## Start Material provided
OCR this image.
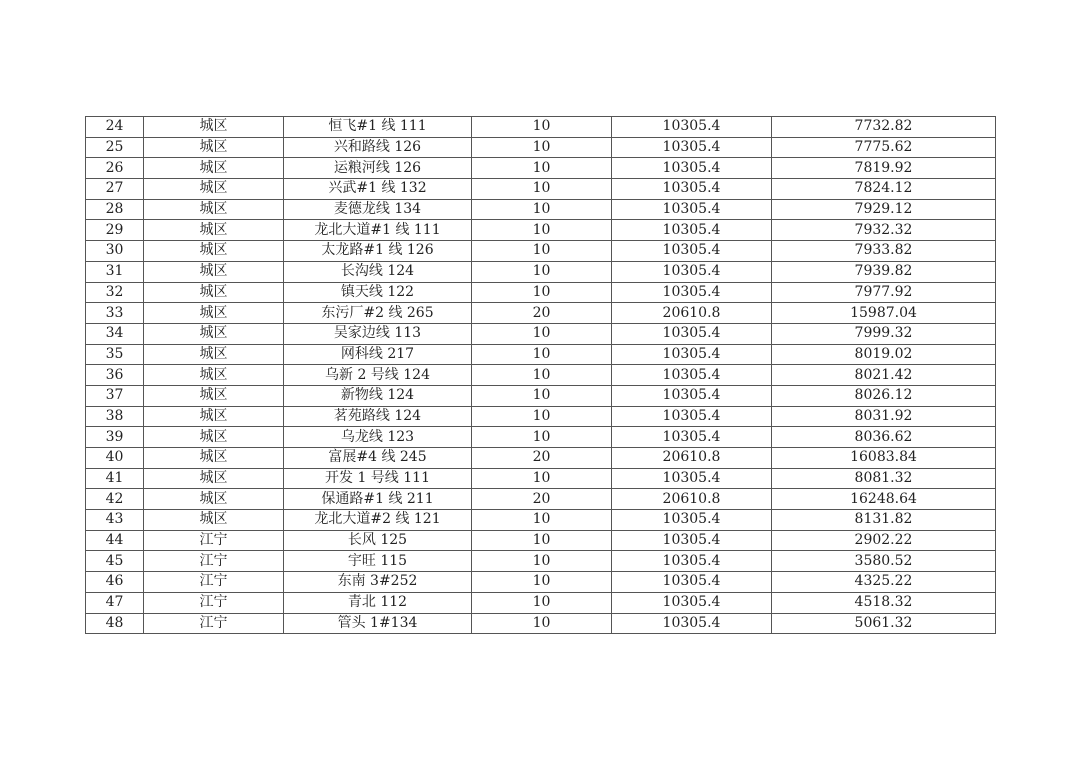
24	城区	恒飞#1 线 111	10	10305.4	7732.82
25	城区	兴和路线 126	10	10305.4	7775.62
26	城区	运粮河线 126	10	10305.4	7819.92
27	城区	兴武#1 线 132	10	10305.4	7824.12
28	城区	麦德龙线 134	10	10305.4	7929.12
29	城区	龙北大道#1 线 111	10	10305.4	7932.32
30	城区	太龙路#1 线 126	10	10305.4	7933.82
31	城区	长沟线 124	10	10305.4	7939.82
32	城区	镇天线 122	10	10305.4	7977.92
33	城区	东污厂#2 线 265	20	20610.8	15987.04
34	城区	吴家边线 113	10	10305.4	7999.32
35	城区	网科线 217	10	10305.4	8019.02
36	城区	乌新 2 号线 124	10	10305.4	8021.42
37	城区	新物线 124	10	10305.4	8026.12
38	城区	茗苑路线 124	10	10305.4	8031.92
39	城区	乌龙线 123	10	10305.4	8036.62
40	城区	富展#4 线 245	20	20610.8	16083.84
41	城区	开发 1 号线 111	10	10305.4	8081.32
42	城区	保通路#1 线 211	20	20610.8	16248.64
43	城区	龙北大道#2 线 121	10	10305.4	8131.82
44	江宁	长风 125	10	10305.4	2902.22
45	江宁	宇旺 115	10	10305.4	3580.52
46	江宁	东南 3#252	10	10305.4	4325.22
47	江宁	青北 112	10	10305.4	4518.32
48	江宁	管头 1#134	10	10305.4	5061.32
## End Material provided
## Start Material provided
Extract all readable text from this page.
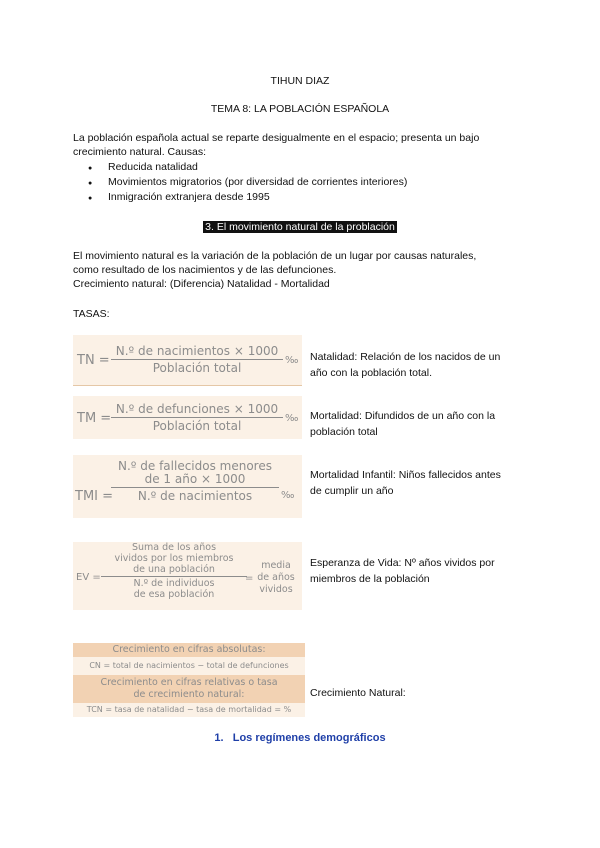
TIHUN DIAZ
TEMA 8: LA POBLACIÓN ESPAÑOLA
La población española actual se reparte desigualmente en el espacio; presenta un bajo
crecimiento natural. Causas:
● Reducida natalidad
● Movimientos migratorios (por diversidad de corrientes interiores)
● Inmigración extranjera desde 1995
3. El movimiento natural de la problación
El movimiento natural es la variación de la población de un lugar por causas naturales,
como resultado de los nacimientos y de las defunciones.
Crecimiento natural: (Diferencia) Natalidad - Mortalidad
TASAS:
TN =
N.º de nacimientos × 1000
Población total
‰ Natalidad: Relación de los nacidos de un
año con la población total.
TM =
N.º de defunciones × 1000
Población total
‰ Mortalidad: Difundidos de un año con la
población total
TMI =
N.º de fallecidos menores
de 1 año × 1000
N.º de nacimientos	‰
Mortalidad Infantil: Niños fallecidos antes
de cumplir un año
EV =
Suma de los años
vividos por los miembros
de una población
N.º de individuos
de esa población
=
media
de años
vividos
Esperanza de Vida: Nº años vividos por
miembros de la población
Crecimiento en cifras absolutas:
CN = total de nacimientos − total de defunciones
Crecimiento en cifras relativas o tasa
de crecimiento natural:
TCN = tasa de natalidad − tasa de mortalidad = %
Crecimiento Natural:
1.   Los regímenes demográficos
## End Material provided
* _Challenge_
Show each line of the data that contains the string "龙北大道".

* _The result_
29	城区	龙北大道#1 线 111	10	10305.4	7932.32
43	城区	龙北大道#2 线 121	10	10305.4	8131.82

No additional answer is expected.